* _Aim of the task_
A single number is the answer here: how many lines of the entries contain "performance"?

* _Records for the exercise_

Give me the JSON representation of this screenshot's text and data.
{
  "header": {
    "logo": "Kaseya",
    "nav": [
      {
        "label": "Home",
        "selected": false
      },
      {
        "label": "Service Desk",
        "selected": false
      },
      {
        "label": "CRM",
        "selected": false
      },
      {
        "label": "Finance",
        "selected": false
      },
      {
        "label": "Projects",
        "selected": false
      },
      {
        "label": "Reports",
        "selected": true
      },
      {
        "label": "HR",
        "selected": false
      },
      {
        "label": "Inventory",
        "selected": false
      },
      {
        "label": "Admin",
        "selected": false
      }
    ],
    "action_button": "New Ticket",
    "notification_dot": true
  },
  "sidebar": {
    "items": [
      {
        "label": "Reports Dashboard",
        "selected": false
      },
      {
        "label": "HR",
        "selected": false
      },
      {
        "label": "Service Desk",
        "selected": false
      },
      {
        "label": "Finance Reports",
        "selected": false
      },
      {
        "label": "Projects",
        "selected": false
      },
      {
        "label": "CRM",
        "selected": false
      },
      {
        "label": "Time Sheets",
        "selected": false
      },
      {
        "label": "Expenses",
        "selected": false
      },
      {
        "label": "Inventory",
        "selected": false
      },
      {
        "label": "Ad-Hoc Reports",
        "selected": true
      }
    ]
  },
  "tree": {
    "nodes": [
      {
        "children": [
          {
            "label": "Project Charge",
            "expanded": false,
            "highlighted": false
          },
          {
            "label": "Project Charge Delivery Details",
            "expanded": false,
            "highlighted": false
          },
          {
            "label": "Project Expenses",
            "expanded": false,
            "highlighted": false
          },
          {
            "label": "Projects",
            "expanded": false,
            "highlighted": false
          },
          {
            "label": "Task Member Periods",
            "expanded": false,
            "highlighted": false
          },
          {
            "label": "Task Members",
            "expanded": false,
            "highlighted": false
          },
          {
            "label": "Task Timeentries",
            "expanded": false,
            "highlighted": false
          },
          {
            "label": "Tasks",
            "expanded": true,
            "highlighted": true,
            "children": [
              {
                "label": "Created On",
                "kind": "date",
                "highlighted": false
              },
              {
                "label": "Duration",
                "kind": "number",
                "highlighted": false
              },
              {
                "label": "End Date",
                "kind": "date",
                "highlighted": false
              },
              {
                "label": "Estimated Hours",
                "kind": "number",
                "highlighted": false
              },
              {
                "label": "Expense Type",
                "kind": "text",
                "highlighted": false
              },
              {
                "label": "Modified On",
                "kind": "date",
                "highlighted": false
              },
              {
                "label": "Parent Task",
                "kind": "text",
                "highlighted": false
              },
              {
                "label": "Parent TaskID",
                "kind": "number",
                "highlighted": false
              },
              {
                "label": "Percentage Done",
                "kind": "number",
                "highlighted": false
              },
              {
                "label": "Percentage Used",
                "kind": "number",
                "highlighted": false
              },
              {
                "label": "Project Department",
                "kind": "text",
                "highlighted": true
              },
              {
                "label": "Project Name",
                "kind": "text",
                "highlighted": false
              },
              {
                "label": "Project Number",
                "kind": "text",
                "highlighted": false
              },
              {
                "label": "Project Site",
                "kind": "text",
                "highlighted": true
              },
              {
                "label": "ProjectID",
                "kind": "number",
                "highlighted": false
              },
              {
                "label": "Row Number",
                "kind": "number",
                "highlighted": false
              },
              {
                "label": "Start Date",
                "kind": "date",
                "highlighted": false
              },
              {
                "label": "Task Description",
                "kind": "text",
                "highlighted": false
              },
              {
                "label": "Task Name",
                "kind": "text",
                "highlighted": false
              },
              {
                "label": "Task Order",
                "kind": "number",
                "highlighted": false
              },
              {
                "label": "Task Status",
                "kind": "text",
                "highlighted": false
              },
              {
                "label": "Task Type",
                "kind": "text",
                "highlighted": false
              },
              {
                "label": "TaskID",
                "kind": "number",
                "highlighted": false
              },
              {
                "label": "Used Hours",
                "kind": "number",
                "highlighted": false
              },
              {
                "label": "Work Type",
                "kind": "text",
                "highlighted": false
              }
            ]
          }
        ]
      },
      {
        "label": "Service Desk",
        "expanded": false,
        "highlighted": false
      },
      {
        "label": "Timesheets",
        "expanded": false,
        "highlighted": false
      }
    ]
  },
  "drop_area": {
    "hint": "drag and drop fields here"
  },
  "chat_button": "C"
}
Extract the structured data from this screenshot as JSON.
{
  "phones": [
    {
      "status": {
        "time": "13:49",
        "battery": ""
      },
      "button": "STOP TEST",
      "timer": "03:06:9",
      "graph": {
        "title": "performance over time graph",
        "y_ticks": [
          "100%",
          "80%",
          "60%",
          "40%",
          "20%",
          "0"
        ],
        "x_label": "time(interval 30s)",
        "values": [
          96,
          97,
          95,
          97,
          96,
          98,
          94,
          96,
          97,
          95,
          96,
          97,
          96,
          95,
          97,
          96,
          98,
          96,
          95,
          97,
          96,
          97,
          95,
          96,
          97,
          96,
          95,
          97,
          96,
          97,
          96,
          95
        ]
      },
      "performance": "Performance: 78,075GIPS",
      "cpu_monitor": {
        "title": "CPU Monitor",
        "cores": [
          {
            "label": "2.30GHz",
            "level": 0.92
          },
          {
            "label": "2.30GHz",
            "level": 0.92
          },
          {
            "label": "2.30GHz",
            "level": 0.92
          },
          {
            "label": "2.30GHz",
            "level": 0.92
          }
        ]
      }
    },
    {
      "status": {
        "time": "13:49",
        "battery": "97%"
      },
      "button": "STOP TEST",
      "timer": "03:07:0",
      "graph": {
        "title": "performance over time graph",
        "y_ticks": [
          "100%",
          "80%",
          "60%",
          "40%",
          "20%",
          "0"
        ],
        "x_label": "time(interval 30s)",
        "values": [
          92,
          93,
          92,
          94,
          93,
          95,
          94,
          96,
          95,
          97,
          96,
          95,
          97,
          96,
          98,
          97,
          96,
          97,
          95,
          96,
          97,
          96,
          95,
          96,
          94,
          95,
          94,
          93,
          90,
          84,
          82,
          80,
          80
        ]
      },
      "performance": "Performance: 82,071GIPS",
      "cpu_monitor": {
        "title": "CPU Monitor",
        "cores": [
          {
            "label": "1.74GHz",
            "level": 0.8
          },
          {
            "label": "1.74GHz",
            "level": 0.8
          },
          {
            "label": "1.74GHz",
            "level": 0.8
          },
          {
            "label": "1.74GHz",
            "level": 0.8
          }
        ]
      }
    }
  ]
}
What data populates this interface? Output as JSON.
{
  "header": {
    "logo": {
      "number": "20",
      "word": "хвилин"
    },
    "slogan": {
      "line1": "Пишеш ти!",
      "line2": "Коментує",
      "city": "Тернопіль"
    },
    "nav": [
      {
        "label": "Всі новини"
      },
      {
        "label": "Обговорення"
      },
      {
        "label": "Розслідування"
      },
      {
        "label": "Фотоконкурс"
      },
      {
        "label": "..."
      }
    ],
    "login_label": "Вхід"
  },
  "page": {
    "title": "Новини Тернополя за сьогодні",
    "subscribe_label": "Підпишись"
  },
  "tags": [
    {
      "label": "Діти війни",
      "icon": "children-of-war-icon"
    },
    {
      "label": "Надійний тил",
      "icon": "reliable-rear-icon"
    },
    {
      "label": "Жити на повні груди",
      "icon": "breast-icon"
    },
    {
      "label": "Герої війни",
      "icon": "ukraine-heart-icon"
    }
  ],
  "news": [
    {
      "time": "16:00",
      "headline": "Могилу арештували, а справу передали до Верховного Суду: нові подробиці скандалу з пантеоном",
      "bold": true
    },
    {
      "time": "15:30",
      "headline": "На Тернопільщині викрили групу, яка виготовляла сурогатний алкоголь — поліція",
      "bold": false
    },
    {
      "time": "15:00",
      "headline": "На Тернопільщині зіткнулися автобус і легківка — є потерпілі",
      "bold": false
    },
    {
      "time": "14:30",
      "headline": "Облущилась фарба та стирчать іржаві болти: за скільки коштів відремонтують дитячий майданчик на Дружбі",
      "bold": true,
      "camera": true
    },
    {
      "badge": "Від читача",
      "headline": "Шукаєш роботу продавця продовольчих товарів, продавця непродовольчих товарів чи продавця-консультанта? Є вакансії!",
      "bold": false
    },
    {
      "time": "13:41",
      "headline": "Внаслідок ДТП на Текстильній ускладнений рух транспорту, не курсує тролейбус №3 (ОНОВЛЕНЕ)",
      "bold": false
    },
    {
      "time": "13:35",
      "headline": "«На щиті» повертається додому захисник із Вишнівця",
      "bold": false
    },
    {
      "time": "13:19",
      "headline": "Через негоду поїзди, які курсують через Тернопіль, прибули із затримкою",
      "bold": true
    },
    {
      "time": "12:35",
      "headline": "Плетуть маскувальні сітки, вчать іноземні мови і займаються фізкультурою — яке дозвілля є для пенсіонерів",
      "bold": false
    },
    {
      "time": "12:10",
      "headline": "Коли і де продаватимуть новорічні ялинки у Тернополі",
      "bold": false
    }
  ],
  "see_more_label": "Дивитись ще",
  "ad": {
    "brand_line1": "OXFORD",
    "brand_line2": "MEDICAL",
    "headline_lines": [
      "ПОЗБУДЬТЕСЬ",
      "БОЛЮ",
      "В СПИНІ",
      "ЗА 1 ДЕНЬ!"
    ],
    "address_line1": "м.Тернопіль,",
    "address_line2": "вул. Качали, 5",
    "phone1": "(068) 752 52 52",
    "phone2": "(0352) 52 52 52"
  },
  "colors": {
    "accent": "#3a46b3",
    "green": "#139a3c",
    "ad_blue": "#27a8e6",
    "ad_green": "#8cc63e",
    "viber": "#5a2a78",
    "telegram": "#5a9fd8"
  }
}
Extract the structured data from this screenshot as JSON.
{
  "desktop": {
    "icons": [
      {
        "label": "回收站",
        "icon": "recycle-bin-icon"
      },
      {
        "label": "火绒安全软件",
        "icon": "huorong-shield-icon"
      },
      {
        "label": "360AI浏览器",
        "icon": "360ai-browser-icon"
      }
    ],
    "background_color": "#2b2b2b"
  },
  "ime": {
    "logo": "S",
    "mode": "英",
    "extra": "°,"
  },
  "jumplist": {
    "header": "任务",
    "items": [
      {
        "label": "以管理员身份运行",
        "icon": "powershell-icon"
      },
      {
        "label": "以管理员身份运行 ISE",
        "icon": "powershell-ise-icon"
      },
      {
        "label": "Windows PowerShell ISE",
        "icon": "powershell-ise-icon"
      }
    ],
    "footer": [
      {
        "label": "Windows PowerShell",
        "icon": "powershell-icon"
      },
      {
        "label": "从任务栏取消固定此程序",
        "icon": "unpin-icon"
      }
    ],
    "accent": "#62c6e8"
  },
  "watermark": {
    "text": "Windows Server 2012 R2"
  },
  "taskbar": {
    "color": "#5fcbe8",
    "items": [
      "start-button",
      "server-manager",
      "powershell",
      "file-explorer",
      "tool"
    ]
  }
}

* _The completed task_
4